# To do:
The entries are to be returned exactly, with images left out.
-------- Entries supplied
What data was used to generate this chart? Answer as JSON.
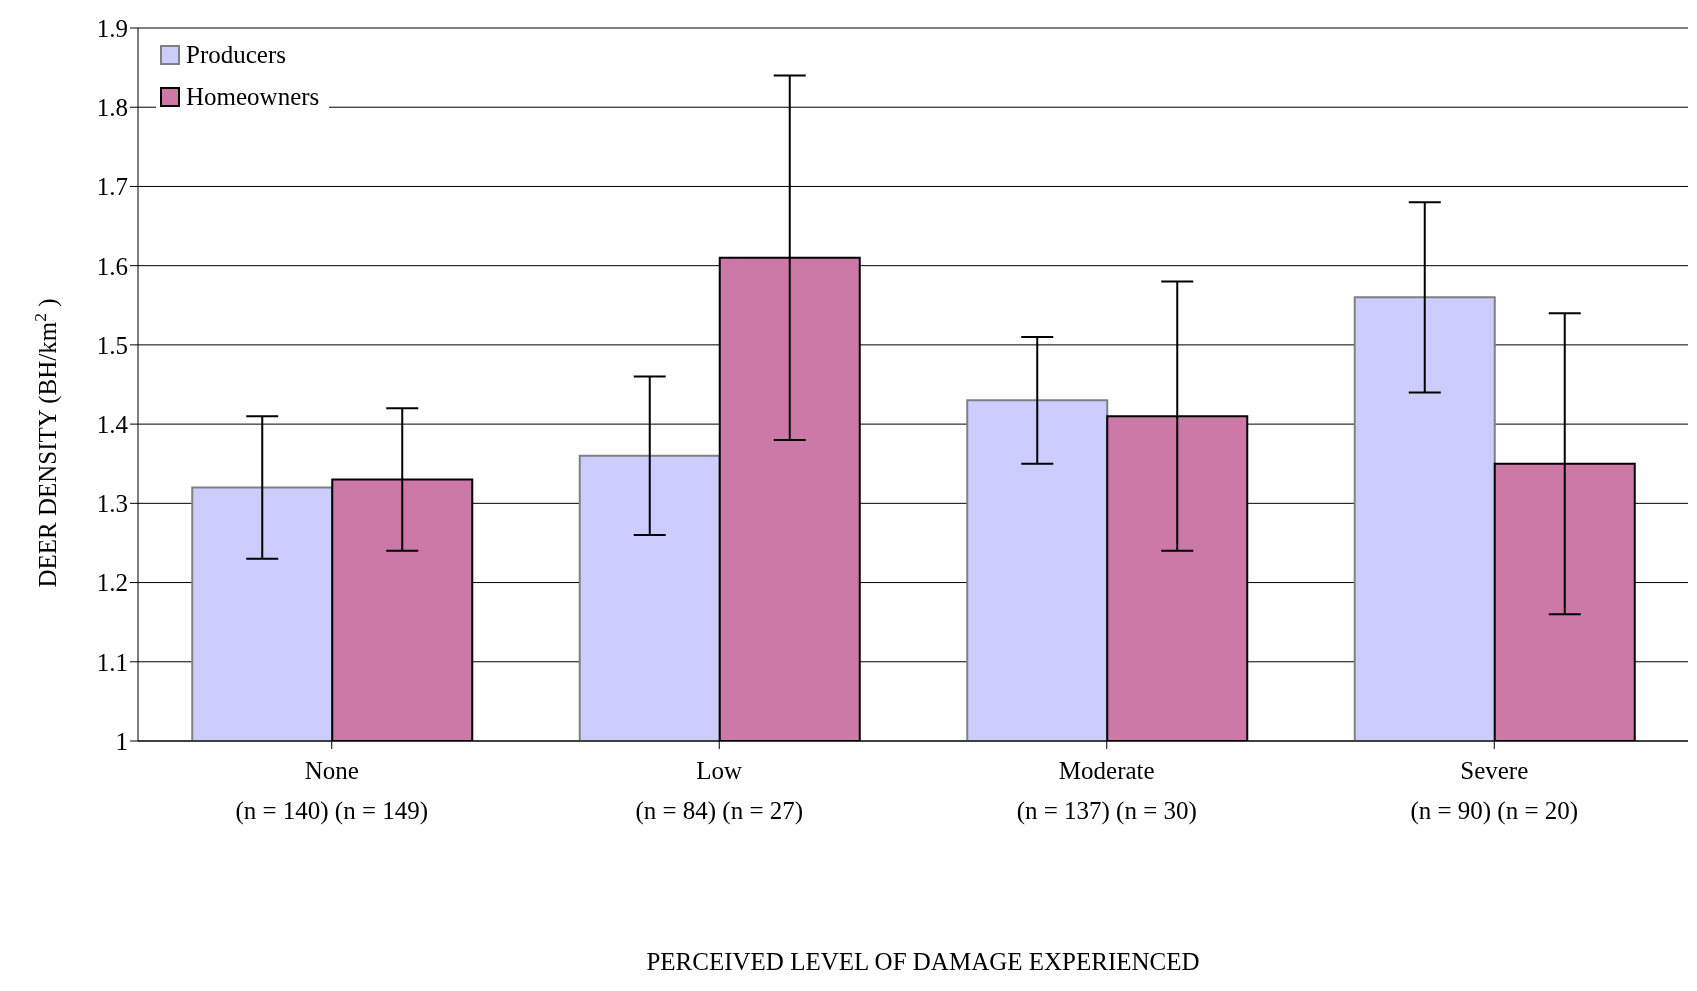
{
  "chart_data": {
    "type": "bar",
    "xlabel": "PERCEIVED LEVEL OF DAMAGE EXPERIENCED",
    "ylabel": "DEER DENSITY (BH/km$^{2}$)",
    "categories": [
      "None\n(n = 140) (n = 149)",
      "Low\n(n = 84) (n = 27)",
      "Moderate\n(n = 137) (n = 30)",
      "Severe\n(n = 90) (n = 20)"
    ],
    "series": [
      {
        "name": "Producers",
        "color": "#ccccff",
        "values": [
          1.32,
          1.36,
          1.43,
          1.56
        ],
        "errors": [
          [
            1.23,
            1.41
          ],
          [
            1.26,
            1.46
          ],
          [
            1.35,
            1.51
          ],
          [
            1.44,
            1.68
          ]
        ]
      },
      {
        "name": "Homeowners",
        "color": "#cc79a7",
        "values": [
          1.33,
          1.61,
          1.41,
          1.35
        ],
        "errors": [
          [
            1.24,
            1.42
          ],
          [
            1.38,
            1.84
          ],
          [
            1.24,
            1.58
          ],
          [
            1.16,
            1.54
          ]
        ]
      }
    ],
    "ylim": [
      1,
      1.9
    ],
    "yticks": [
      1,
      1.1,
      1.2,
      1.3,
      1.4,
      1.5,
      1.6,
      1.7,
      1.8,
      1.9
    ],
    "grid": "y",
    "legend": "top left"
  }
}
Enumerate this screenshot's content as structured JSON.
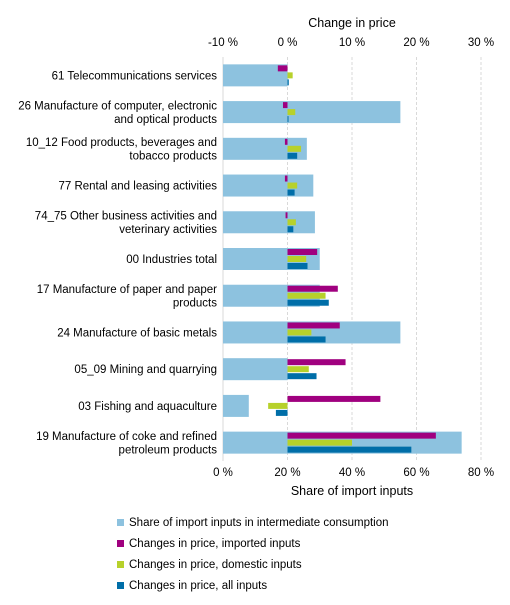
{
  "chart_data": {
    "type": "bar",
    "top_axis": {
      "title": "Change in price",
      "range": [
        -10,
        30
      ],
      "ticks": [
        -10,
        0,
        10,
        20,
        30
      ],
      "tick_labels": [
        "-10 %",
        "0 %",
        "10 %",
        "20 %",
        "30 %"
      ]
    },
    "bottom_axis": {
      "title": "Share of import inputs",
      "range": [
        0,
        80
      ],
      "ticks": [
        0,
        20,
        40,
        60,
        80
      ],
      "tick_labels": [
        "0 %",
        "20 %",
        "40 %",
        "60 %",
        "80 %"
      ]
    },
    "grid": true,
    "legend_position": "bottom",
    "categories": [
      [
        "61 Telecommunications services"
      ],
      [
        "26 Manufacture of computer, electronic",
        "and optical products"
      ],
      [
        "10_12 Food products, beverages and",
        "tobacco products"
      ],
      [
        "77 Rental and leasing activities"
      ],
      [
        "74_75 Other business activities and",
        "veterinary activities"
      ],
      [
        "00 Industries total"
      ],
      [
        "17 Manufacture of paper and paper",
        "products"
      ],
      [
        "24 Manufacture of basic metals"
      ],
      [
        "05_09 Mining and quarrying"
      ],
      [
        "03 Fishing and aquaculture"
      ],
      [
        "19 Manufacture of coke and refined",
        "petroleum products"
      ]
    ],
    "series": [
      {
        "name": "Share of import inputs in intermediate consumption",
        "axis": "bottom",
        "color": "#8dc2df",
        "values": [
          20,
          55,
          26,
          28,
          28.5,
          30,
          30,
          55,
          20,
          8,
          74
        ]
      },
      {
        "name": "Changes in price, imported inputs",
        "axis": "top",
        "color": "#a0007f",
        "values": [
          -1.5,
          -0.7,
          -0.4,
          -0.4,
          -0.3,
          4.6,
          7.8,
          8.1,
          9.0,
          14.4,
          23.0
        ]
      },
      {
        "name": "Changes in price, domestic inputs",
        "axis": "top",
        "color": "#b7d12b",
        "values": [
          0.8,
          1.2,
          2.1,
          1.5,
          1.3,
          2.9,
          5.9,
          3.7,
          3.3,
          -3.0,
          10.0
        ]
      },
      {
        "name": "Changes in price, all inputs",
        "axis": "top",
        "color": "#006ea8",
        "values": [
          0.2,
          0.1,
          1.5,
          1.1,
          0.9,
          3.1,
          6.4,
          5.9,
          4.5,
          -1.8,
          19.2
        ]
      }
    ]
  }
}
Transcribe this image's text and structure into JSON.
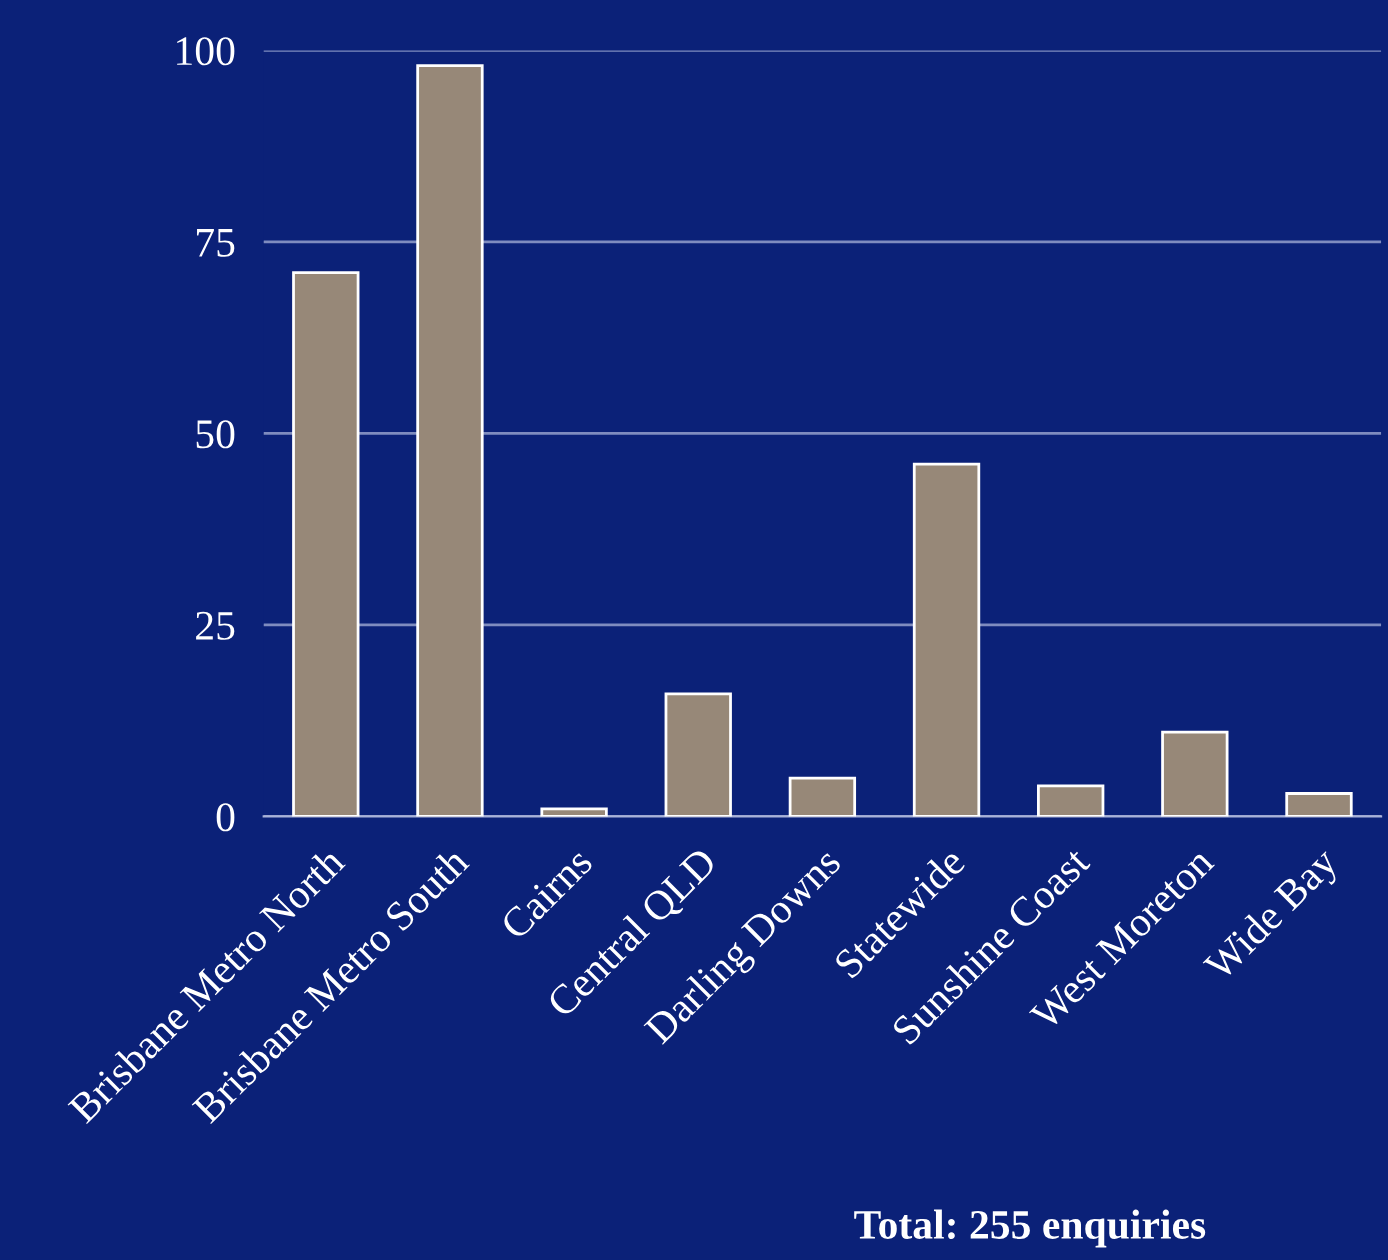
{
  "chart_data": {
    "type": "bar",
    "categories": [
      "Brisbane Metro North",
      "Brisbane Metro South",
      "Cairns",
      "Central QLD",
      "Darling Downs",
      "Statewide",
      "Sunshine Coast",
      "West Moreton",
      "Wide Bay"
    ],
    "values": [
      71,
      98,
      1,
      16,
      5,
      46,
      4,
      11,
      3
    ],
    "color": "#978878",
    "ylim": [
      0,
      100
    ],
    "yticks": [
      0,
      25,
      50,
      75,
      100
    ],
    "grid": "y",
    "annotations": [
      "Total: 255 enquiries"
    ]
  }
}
----------------
# Task response:
What data was used to generate this chart? Answer as JSON.
{
  "chart_data": {
    "type": "bar",
    "xlabel": "PERCEIVED LEVEL OF DAMAGE EXPERIENCED",
    "ylabel": "DEER DENSITY (BH/km$^{2}$)",
    "categories": [
      "None\n(n = 140) (n = 149)",
      "Low\n(n = 84) (n = 27)",
      "Moderate\n(n = 137) (n = 30)",
      "Severe\n(n = 90) (n = 20)"
    ],
    "series": [
      {
        "name": "Producers",
        "color": "#ccccff",
        "values": [
          1.32,
          1.36,
          1.43,
          1.56
        ],
        "errors": [
          [
            1.23,
            1.41
          ],
          [
            1.26,
            1.46
          ],
          [
            1.35,
            1.51
          ],
          [
            1.44,
            1.68
          ]
        ]
      },
      {
        "name": "Homeowners",
        "color": "#cc79a7",
        "values": [
          1.33,
          1.61,
          1.41,
          1.35
        ],
        "errors": [
          [
            1.24,
            1.42
          ],
          [
            1.38,
            1.84
          ],
          [
            1.24,
            1.58
          ],
          [
            1.16,
            1.54
          ]
        ]
      }
    ],
    "ylim": [
      1,
      1.9
    ],
    "yticks": [
      1,
      1.1,
      1.2,
      1.3,
      1.4,
      1.5,
      1.6,
      1.7,
      1.8,
      1.9
    ],
    "grid": "y",
    "legend": "top left"
  }
}
Enumerate this screenshot's content as structured JSON.
{
  "chart_data": {
    "type": "bar",
    "top_axis": {
      "title": "Change in price",
      "range": [
        -10,
        30
      ],
      "ticks": [
        -10,
        0,
        10,
        20,
        30
      ],
      "tick_labels": [
        "-10 %",
        "0 %",
        "10 %",
        "20 %",
        "30 %"
      ]
    },
    "bottom_axis": {
      "title": "Share of import inputs",
      "range": [
        0,
        80
      ],
      "ticks": [
        0,
        20,
        40,
        60,
        80
      ],
      "tick_labels": [
        "0 %",
        "20 %",
        "40 %",
        "60 %",
        "80 %"
      ]
    },
    "grid": true,
    "legend_position": "bottom",
    "categories": [
      [
        "61 Telecommunications services"
      ],
      [
        "26 Manufacture of computer, electronic",
        "and optical products"
      ],
      [
        "10_12 Food products, beverages and",
        "tobacco products"
      ],
      [
        "77 Rental and leasing activities"
      ],
      [
        "74_75 Other business activities and",
        "veterinary activities"
      ],
      [
        "00 Industries total"
      ],
      [
        "17 Manufacture of paper and paper",
        "products"
      ],
      [
        "24 Manufacture of basic metals"
      ],
      [
        "05_09 Mining and quarrying"
      ],
      [
        "03 Fishing and aquaculture"
      ],
      [
        "19 Manufacture of coke and refined",
        "petroleum products"
      ]
    ],
    "series": [
      {
        "name": "Share of import inputs in intermediate consumption",
        "axis": "bottom",
        "color": "#8dc2df",
        "values": [
          20,
          55,
          26,
          28,
          28.5,
          30,
          30,
          55,
          20,
          8,
          74
        ]
      },
      {
        "name": "Changes in price, imported inputs",
        "axis": "top",
        "color": "#a0007f",
        "values": [
          -1.5,
          -0.7,
          -0.4,
          -0.4,
          -0.3,
          4.6,
          7.8,
          8.1,
          9.0,
          14.4,
          23.0
        ]
      },
      {
        "name": "Changes in price, domestic inputs",
        "axis": "top",
        "color": "#b7d12b",
        "values": [
          0.8,
          1.2,
          2.1,
          1.5,
          1.3,
          2.9,
          5.9,
          3.7,
          3.3,
          -3.0,
          10.0
        ]
      },
      {
        "name": "Changes in price, all inputs",
        "axis": "top",
        "color": "#006ea8",
        "values": [
          0.2,
          0.1,
          1.5,
          1.1,
          0.9,
          3.1,
          6.4,
          5.9,
          4.5,
          -1.8,
          19.2
        ]
      }
    ]
  }
}
Transcribe this image's text and structure into JSON.
{
  "chart_data": {
    "type": "bar",
    "categories": [
      "Brisbane Metro North",
      "Brisbane Metro South",
      "Cairns",
      "Central QLD",
      "Darling Downs",
      "Statewide",
      "Sunshine Coast",
      "West Moreton",
      "Wide Bay"
    ],
    "values": [
      71,
      98,
      1,
      16,
      5,
      46,
      4,
      11,
      3
    ],
    "color": "#978878",
    "ylim": [
      0,
      100
    ],
    "yticks": [
      0,
      25,
      50,
      75,
      100
    ],
    "grid": "y",
    "annotations": [
      "Total: 255 enquiries"
    ]
  }
}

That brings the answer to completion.